● YOUR INSTRUCTIONS
Look through the lines of the material and count those containing "ſicut". Give that count alone.

______________________________

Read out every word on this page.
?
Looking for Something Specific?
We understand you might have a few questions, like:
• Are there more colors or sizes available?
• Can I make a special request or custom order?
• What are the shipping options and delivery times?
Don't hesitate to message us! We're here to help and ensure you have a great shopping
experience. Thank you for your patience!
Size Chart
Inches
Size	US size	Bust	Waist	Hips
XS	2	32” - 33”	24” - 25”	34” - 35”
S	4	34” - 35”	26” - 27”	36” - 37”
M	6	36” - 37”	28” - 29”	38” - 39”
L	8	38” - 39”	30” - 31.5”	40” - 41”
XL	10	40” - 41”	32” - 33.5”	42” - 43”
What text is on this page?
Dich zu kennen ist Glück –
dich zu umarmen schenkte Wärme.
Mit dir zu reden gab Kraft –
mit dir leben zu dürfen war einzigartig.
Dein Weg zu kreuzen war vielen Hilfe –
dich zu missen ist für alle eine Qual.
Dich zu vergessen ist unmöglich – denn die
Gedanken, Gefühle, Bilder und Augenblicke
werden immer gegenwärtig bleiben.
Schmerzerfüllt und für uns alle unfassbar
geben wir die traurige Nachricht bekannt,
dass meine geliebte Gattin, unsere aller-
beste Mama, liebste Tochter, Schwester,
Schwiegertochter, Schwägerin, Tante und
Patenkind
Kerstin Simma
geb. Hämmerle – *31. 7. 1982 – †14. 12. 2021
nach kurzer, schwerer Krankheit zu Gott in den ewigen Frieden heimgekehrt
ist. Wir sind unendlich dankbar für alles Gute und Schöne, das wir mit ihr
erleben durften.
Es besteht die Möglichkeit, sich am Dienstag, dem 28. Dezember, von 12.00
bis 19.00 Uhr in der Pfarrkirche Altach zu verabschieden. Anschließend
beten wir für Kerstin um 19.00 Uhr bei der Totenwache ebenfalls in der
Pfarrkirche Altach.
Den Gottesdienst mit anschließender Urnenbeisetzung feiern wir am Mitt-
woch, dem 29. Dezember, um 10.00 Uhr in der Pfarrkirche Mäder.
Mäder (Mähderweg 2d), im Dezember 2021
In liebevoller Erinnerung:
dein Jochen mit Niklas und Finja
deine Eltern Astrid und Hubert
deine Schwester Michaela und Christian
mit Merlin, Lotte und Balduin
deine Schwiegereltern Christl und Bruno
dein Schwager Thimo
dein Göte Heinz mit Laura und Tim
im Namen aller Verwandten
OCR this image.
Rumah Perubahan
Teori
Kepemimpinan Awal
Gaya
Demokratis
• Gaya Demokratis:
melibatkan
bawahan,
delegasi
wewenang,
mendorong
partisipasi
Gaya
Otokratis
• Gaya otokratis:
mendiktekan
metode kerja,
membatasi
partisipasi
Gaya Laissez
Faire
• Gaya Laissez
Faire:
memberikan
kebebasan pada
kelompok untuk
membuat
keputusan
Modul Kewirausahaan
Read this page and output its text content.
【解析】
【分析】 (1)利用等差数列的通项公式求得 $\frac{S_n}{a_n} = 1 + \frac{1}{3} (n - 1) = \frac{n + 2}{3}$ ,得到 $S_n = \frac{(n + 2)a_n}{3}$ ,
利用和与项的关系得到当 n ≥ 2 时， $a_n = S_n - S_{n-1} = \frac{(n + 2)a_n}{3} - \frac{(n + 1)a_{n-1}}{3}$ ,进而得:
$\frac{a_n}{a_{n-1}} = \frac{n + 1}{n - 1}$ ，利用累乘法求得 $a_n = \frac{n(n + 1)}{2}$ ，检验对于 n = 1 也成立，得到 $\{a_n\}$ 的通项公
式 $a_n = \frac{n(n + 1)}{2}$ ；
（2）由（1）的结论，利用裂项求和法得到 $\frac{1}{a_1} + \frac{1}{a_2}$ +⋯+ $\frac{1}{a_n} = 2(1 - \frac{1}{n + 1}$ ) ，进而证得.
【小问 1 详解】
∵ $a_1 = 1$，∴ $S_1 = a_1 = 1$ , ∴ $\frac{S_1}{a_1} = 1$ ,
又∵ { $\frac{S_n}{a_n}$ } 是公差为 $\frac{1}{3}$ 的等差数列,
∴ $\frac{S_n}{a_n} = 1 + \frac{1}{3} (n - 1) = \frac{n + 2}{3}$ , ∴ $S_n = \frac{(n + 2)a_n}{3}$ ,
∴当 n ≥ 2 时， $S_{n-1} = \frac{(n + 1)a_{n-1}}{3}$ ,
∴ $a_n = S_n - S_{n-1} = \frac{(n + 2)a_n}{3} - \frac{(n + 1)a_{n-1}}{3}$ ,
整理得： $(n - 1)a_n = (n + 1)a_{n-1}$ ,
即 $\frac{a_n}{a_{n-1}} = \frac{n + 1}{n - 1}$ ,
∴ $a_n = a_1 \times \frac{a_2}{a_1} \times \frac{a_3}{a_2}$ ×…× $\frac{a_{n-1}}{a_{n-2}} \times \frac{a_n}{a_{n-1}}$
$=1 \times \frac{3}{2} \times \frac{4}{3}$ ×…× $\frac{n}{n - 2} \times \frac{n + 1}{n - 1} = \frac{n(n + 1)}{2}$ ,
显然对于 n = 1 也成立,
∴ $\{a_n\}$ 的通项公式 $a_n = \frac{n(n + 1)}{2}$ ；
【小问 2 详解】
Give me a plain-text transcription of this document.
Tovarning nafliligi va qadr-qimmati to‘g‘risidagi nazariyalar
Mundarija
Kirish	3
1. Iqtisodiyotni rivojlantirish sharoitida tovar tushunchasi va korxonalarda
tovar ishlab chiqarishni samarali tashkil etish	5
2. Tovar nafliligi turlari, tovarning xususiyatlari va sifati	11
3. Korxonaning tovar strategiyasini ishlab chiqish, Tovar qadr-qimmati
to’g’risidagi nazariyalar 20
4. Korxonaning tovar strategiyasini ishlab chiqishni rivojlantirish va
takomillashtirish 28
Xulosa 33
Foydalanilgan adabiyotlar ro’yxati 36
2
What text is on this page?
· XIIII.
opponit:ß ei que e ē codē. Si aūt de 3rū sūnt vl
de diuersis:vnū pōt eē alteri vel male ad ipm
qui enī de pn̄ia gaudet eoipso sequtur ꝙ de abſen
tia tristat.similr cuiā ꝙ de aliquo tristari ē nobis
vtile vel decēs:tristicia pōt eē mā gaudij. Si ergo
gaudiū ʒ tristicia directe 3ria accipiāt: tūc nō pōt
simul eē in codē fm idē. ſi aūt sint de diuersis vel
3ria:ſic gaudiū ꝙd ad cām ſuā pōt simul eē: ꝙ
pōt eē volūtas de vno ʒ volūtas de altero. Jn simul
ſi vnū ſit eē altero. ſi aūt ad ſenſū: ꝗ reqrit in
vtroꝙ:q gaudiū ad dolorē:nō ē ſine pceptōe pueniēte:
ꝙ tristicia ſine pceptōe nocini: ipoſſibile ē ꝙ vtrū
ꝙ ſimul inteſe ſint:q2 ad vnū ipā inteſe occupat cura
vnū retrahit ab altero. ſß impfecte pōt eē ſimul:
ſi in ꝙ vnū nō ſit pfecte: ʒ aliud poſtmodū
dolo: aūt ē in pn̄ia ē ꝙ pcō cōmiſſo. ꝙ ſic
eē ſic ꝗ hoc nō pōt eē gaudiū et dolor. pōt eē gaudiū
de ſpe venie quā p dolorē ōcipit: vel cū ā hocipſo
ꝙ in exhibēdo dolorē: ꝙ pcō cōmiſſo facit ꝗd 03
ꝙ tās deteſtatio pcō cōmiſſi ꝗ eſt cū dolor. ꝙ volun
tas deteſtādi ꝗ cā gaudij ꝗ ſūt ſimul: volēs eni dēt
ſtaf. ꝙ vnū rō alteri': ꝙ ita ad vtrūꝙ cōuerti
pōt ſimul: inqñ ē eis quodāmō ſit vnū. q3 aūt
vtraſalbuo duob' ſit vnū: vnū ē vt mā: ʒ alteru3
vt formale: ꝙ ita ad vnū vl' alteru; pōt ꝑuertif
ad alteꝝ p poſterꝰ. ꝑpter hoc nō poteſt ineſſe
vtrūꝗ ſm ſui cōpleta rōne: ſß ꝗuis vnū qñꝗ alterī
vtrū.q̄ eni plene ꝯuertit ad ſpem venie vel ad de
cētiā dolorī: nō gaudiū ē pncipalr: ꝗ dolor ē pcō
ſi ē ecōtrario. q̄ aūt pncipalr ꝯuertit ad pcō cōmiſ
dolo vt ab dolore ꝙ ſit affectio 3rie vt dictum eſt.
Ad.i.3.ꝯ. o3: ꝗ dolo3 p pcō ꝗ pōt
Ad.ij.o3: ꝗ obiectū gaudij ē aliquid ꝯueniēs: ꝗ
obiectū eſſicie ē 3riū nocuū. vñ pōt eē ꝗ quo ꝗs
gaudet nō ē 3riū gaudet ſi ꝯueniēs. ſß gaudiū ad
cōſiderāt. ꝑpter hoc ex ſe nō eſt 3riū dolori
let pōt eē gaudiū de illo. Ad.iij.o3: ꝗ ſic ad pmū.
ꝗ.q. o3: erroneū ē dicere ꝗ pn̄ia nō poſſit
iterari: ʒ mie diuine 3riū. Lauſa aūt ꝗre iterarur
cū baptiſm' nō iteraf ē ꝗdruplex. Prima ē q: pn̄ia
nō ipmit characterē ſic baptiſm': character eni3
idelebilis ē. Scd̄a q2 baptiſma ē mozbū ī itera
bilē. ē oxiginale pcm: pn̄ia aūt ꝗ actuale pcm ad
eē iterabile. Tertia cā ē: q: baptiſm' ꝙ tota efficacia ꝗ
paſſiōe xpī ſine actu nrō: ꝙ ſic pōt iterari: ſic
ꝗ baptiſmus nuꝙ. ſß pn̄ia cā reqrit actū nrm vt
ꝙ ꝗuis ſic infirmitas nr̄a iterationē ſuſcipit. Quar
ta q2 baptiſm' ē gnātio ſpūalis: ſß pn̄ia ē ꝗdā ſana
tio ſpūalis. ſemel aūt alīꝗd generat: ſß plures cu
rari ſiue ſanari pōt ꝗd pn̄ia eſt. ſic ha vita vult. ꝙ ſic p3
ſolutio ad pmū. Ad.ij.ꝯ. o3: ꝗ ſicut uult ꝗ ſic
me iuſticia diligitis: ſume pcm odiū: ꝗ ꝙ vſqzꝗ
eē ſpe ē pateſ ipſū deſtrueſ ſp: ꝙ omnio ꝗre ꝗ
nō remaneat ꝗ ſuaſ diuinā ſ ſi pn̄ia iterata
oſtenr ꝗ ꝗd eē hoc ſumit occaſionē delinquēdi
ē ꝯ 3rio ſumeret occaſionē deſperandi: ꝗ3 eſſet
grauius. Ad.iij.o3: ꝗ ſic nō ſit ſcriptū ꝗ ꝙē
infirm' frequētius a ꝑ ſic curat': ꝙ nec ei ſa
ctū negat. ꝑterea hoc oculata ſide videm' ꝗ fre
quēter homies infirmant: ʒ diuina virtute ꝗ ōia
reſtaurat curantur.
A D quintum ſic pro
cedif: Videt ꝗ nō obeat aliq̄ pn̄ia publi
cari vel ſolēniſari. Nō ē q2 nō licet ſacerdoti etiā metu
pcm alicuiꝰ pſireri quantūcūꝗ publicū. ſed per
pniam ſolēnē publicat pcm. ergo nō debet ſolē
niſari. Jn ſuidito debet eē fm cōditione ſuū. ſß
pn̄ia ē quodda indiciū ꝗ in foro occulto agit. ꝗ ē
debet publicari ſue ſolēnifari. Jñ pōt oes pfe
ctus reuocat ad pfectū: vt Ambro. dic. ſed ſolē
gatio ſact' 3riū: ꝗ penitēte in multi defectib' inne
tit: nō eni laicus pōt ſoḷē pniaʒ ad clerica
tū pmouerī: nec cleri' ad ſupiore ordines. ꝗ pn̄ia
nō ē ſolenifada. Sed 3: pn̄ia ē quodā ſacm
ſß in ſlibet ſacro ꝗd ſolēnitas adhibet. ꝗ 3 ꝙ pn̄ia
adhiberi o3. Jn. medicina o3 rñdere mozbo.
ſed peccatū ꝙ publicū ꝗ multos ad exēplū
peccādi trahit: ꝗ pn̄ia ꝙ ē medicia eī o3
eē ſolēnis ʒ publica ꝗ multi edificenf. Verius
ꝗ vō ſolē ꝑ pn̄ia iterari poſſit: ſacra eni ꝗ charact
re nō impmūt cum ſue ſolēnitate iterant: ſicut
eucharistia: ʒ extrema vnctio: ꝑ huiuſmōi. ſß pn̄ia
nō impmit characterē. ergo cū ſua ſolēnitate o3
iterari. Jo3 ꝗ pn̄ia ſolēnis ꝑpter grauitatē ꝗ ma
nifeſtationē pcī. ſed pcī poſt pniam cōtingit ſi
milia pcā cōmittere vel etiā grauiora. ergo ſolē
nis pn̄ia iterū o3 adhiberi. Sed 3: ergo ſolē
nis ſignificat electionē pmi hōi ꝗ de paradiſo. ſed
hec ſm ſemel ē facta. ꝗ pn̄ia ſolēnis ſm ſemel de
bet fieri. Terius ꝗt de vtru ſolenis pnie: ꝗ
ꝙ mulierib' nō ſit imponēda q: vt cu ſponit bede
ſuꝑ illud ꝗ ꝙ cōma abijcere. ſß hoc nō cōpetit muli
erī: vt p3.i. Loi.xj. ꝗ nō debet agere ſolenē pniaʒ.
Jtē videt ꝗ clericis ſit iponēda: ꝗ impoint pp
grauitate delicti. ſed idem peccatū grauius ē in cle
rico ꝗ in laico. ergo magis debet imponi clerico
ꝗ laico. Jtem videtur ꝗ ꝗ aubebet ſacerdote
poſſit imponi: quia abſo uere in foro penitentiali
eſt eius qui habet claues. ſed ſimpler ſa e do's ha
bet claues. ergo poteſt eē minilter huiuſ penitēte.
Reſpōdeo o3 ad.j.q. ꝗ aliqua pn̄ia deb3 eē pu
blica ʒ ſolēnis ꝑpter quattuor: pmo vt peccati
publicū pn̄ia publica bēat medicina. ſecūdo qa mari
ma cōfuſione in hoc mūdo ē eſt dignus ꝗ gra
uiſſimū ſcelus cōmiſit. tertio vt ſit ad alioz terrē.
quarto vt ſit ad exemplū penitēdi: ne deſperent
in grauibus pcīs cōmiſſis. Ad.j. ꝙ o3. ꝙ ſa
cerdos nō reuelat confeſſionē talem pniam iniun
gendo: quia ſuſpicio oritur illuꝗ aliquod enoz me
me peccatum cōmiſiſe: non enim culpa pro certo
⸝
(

______________________________

● FULL SOLUTION
2